### SUPPLIED PASSAGE
────────────────
Scanning Electron Microscopy (SEM)

    SEM comprises a set of techniques related to the interaction of an electron beam that raster the surface of the sample with it. Secondary electron, backscattered electrons, X rays, Auger electrons among others are generated and provides information about surface topopgraphy, composition and other properties of the sample characterized. A Field Emission Gun (FEG) source will allow resolutions below 2 nm.

  • FEI Quanta 250 FEG Scanning Electron Microscope

Environmental SEM (ESEM)

    Environmental SEM allows the observation of samples in a vacuum-free atmosphere. Water vapor is insufflated inside the chamber during the pumping process (trough purge cycles) what will allow to work at chamber pressures as high as 2600 Pa. The combination of this mode with a peltier stage allow us to work at 100% humidity in the chamber what will facilitate the visualization of fully hydrated samples and perform dynamic experiments through pressure changes, including hydration - dehydration sequences.
────────────────
### EXERCISE BRIEF
Write the next section of the passage on electron microscopy, starting right after its last sentence. The records that come next are from a separate source.
────────────────
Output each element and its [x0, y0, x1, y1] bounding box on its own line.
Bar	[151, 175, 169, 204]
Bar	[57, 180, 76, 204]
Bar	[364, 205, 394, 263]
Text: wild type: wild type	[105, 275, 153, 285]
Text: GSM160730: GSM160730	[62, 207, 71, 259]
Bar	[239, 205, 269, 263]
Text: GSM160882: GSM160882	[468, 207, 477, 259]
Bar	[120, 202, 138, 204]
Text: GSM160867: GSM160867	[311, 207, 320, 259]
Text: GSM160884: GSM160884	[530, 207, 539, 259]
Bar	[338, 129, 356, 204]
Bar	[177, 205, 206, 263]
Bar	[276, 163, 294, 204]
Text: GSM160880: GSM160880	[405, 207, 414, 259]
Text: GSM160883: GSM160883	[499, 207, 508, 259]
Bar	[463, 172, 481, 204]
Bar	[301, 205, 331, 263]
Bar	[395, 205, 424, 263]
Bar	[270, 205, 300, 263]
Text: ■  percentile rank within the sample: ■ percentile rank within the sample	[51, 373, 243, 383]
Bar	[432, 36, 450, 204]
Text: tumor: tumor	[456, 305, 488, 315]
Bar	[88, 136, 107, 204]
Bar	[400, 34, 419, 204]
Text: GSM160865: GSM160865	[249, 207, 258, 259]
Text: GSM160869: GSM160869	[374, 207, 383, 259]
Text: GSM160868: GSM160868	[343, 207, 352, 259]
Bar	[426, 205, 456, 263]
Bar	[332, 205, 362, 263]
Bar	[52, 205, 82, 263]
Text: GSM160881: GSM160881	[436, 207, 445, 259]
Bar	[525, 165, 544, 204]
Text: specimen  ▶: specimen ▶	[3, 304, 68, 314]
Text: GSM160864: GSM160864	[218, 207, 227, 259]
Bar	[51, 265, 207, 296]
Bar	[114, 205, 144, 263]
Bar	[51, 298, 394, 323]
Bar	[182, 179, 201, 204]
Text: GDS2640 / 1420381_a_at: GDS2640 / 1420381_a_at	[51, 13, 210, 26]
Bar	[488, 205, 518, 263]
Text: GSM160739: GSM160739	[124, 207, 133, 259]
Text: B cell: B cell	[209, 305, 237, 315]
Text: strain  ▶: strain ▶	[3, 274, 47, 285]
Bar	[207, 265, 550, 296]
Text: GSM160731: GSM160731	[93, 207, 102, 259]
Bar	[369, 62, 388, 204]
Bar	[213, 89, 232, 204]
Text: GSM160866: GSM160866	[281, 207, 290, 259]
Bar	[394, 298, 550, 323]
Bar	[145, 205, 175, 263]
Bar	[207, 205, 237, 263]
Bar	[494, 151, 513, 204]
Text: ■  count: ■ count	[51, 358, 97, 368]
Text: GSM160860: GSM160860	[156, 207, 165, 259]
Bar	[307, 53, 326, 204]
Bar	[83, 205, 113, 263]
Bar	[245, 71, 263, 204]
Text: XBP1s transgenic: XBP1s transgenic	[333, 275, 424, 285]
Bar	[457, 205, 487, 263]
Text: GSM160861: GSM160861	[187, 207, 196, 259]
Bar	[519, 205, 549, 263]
────────────────
### REPLY
  • ESEM mode in FEI Quanta 250 FEG


    Applications in medicine and biology of electron microscopy can be divided in 4 areas:

    Cellular characterization: cell structures and ultrastructures visualization and its relationship to function are the most important contributions of EM to cell biology. This includes not only standard visualization of embedded and stained sections but also localization of proteins inside cells trough immunolabelling with a resolution around 10 nm. For this high resolution analysis a sample preparation that do not disturb ultrastructure is mandatory been high pressure freezing the cryo-immobilization technique preferred for this kind of characterizations. Moreover, electron tomography is uniquely suited to obtained 3D reconstructions of cells and its internal structures and thus, to improved the information provided by standard 2D analysis.

  • http://www.uni-mainz.de/FB/Medizin/Anatomie/workshop/EM/EMAtlas.html

  • "Electron tomography reveals unbranched networks of actin filaments in lamellipodia", Edit Urban1,3, Sonja Jacob1,3, Maria Nemethova1, Guenter P. Resch1,2 & J. Victor Small, Nature Cell Biology 12, 429 - 435 (2010)

    "VIS2FIX: A High-Speed Fixation Method for Immuno-Electron Microscopy" Matthia A. Karreman, Elly G. van Donselaar, Hans C. Gerritsen, C. Theo Verrips and Arie J. Verkleij, Traffic 2011; 12: 806–814

    Tissues characterization: electron microscopy has a role in the characterization of interactions between cells and with other components inside tissues. Moreover, high resolution superficial characterizations of bones, teeth, skin, etc, are made by SEM.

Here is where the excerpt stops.